-- EXERCISE BRIEF --
Within the records below, find each line that holds the string "this", then copy it.

[Stored data entries]
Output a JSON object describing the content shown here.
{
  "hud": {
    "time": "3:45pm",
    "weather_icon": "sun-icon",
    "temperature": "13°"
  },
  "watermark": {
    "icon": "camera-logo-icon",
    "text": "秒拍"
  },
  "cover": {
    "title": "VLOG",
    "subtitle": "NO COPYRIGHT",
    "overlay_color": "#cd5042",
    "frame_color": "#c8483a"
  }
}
--
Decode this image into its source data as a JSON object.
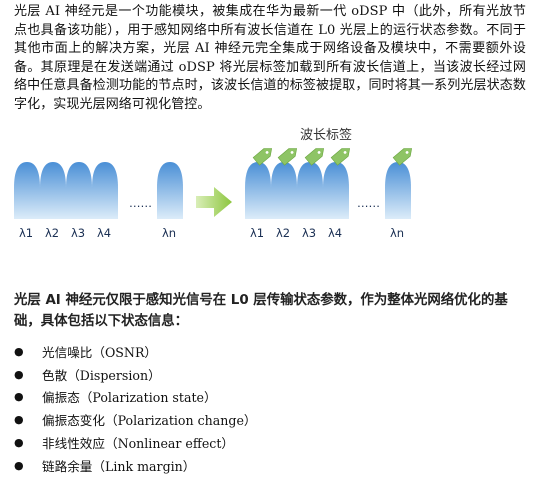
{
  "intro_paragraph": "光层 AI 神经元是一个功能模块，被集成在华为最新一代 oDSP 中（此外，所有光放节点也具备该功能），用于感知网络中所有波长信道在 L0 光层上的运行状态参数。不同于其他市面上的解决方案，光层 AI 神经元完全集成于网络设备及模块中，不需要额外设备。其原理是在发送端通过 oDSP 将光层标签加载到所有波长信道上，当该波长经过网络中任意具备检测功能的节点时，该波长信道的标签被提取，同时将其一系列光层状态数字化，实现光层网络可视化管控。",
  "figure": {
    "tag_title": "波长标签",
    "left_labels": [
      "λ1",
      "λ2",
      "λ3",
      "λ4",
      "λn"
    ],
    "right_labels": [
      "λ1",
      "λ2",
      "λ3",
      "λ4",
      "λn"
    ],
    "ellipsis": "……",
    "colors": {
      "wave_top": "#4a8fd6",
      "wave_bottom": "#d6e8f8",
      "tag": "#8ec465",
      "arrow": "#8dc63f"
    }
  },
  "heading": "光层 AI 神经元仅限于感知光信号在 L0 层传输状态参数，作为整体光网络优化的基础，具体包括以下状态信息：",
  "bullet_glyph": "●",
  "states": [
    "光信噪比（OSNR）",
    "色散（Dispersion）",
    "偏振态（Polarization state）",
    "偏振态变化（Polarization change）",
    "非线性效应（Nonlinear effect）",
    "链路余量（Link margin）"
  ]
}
* * *
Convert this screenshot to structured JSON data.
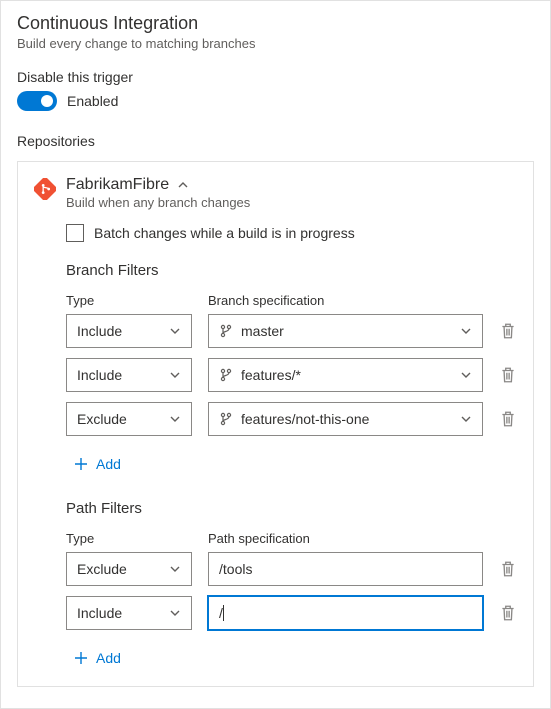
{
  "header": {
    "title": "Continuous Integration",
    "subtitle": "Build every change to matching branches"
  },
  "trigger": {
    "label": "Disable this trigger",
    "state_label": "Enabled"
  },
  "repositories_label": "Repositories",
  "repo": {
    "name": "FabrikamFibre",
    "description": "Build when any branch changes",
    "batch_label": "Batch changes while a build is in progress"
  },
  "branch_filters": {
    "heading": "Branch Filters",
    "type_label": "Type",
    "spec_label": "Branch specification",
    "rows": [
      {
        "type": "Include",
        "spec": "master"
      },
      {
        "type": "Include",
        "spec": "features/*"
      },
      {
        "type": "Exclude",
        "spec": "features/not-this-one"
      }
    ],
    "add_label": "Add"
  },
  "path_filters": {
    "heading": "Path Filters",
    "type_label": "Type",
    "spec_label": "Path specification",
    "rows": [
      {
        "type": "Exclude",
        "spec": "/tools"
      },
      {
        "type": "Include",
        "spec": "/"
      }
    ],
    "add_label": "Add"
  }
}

-- SOLVED EXERCISE --
Decode this image into its source data as a JSON object.
Convert this screenshot to structured JSON data.
    "label": "Disable this trigger",
        "spec": "features/not-this-one"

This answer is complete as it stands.